▶ **Task description**
Write out every entry exactly as it appears.

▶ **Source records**
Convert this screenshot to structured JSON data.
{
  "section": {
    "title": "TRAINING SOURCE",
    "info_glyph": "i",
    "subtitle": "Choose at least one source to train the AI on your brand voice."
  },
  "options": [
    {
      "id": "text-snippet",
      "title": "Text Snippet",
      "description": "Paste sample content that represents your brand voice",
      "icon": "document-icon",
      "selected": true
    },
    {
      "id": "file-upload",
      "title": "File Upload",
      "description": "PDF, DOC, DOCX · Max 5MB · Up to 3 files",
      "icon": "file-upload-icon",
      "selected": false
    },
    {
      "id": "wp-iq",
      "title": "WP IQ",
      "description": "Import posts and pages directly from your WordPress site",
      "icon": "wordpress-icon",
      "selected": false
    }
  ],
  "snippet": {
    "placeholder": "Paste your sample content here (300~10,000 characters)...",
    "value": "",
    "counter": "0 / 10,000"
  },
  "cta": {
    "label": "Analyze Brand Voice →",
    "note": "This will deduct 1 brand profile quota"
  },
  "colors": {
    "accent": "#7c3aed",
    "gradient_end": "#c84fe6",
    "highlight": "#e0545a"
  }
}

▶ **Answer to this exercise**
Convert this screenshot to structured JSON data.
{
  "section": {
    "title": "TRAINING SOURCE",
    "info_glyph": "i",
    "subtitle": "Choose at least one source to train the AI on your brand voice."
  },
  "options": [
    {
      "id": "text-snippet",
      "title": "Text Snippet",
      "description": "Paste sample content that represents your brand voice",
      "icon": "document-icon",
      "selected": true
    },
    {
      "id": "file-upload",
      "title": "File Upload",
      "description": "PDF, DOC, DOCX · Max 5MB · Up to 3 files",
      "icon": "file-upload-icon",
      "selected": false
    },
    {
      "id": "wp-iq",
      "title": "WP IQ",
      "description": "Import posts and pages directly from your WordPress site",
      "icon": "wordpress-icon",
      "selected": false
    }
  ],
  "snippet": {
    "placeholder": "Paste your sample content here (300~10,000 characters)...",
    "value": "",
    "counter": "0 / 10,000"
  },
  "cta": {
    "label": "Analyze Brand Voice →",
    "note": "This will deduct 1 brand profile quota"
  },
  "colors": {
    "accent": "#7c3aed",
    "gradient_end": "#c84fe6",
    "highlight": "#e0545a"
  }
}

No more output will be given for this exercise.